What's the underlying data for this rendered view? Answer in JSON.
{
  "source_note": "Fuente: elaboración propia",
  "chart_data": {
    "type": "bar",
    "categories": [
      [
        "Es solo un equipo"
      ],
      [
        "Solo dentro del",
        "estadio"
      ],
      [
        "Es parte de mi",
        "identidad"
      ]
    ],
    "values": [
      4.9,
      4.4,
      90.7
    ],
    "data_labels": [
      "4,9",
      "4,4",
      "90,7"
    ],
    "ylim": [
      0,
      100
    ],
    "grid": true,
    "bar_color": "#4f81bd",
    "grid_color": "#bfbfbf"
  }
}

- [Your goal]: Output the listing above word for word.

- [Response]:
What's the underlying data for this rendered view? Answer in JSON.
{
  "source_note": "Fuente: elaboración propia",
  "chart_data": {
    "type": "bar",
    "categories": [
      [
        "Es solo un equipo"
      ],
      [
        "Solo dentro del",
        "estadio"
      ],
      [
        "Es parte de mi",
        "identidad"
      ]
    ],
    "values": [
      4.9,
      4.4,
      90.7
    ],
    "data_labels": [
      "4,9",
      "4,4",
      "90,7"
    ],
    "ylim": [
      0,
      100
    ],
    "grid": true,
    "bar_color": "#4f81bd",
    "grid_color": "#bfbfbf"
  }
}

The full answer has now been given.